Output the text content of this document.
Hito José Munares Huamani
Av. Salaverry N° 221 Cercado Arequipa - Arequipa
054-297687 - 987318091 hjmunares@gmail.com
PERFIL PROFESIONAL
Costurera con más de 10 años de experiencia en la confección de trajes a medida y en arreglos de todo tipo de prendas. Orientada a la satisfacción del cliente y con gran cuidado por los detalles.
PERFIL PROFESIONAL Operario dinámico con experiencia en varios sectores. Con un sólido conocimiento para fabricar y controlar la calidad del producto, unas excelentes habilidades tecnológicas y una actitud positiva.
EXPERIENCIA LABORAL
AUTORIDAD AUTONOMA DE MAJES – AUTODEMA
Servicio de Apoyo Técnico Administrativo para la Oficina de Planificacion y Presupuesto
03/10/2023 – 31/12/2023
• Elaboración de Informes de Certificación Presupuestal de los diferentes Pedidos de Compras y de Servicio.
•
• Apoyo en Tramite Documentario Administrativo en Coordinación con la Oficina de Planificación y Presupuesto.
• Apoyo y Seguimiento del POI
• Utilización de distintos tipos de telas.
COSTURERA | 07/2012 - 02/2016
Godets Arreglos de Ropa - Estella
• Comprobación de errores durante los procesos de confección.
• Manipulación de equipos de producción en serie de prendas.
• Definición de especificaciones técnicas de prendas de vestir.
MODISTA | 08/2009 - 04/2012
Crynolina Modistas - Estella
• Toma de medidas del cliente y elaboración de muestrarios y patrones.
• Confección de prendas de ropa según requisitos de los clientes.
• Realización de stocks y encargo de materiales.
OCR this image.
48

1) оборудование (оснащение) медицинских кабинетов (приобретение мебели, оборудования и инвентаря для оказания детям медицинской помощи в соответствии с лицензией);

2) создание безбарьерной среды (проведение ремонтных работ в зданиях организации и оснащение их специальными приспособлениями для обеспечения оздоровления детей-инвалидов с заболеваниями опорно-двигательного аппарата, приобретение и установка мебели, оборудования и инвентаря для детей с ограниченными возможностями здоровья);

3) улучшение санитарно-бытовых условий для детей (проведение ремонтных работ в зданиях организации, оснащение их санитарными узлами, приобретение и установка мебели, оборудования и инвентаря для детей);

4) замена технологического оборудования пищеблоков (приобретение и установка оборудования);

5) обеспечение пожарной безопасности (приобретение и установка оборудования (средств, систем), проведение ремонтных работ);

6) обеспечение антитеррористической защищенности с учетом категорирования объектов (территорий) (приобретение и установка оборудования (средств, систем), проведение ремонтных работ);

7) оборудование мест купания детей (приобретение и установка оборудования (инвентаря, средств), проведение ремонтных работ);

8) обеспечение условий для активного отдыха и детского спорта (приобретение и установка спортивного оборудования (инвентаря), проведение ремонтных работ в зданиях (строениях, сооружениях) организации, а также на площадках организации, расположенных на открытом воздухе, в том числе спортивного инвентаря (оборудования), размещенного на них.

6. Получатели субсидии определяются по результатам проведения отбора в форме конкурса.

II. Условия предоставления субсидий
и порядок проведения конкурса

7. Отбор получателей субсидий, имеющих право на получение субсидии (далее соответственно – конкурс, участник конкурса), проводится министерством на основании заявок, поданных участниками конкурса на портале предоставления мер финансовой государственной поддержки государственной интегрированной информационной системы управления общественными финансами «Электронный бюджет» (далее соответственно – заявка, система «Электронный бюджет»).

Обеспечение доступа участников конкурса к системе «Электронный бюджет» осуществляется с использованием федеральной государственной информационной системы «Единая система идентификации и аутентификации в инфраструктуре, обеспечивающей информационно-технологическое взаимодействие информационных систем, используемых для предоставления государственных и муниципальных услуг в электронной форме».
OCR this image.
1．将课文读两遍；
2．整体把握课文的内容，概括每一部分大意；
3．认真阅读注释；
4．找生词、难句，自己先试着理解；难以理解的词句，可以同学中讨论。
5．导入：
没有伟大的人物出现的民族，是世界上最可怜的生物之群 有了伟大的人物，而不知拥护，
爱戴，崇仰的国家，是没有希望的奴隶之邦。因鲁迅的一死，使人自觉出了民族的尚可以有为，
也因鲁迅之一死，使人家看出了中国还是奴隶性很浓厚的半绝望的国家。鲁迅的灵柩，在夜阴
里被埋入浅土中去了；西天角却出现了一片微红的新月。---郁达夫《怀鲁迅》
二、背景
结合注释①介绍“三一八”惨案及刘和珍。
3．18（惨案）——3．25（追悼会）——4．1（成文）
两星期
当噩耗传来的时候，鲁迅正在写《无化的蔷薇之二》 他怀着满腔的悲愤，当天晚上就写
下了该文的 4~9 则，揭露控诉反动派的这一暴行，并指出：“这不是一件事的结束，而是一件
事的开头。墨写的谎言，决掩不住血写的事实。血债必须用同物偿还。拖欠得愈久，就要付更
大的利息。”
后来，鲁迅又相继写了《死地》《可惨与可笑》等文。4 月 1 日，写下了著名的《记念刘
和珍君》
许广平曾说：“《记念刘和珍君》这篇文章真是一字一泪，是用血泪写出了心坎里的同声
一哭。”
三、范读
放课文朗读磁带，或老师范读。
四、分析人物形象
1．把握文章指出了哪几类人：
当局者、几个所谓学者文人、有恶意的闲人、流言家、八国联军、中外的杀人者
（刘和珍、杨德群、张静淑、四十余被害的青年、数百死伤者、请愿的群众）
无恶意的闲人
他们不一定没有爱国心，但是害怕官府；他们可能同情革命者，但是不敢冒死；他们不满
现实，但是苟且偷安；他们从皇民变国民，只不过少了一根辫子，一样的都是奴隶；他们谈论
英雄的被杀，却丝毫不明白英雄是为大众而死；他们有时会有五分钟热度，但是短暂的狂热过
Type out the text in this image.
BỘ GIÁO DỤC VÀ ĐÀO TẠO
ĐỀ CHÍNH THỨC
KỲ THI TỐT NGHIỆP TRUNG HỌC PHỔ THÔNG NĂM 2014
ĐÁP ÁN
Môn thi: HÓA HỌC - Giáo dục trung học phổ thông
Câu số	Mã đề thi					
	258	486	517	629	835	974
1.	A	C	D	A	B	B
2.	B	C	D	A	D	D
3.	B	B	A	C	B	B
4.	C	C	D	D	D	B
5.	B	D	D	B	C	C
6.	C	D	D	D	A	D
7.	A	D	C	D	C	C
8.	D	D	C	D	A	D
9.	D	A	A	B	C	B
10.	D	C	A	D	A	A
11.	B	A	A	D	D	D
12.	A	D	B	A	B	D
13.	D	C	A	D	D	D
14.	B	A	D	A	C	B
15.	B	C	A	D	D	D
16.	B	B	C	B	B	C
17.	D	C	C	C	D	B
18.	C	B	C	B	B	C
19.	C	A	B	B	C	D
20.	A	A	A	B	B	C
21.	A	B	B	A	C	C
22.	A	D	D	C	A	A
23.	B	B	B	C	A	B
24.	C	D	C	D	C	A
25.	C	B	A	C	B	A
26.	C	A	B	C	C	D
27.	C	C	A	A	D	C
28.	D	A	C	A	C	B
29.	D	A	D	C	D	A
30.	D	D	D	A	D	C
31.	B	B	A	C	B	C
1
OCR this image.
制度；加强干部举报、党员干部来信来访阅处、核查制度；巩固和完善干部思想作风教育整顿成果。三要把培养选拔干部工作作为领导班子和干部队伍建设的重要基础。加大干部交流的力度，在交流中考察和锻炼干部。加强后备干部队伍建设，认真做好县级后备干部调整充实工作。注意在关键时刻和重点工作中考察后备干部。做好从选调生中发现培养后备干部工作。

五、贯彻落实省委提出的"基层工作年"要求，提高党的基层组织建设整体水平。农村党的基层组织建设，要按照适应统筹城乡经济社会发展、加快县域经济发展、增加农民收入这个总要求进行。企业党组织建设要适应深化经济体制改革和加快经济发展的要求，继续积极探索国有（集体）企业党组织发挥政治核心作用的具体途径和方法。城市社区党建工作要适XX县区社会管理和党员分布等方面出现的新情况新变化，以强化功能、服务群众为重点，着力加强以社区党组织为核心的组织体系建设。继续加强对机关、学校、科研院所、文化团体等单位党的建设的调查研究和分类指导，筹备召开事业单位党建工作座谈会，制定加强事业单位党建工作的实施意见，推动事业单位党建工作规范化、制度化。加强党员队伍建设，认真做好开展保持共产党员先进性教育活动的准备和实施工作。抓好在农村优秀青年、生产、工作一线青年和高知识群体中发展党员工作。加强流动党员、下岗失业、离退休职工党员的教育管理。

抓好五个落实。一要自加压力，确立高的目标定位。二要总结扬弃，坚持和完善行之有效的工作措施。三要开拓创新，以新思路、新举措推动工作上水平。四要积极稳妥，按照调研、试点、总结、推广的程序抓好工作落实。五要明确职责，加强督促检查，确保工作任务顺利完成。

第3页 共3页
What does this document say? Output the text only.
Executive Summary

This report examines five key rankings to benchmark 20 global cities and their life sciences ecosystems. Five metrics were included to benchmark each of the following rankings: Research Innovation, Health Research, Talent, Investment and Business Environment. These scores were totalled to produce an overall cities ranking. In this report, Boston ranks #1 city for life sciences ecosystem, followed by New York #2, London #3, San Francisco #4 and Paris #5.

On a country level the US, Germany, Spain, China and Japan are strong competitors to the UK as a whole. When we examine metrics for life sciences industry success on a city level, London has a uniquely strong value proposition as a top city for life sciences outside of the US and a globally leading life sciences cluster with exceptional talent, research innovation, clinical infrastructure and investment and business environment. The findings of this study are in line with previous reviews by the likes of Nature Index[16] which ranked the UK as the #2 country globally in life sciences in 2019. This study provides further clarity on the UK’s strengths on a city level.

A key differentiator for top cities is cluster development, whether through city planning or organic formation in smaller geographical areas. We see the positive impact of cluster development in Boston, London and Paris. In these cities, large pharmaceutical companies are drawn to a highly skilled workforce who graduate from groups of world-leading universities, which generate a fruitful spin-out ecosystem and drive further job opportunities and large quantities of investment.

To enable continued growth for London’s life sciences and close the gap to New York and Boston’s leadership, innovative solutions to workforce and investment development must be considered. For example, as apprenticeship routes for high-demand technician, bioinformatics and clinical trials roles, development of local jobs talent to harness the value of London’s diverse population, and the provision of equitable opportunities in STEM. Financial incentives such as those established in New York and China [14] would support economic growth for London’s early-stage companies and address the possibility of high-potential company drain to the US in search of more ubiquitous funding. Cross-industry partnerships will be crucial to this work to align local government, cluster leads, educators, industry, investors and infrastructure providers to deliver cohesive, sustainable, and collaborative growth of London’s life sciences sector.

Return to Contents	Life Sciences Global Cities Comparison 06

********

What needs to be done — Every line of the listing that holds "установка" should be found and copied.

The reply —
2) создание безбарьерной среды (проведение ремонтных работ в зданиях организации и оснащение их специальными приспособлениями для обеспечения оздоровления детей-инвалидов с заболеваниями опорно-двигательного аппарата, приобретение и установка мебели, оборудования и инвентаря для детей с ограниченными возможностями здоровья);
3) улучшение санитарно-бытовых условий для детей (проведение ремонтных работ в зданиях организации, оснащение их санитарными узлами, приобретение и установка мебели, оборудования и инвентаря для детей);
4) замена технологического оборудования пищеблоков (приобретение и установка оборудования);
5) обеспечение пожарной безопасности (приобретение и установка оборудования (средств, систем), проведение ремонтных работ);
6) обеспечение антитеррористической защищенности с учетом категорирования объектов (территорий) (приобретение и установка оборудования (средств, систем), проведение ремонтных работ);
7) оборудование мест купания детей (приобретение и установка оборудования (инвентаря, средств), проведение ремонтных работ);
8) обеспечение условий для активного отдыха и детского спорта (приобретение и установка спортивного оборудования (инвентаря), проведение ремонтных работ в зданиях (строениях, сооружениях) организации, а также на площадках организации, расположенных на открытом воздухе, в том числе спортивного инвентаря (оборудования), размещенного на них.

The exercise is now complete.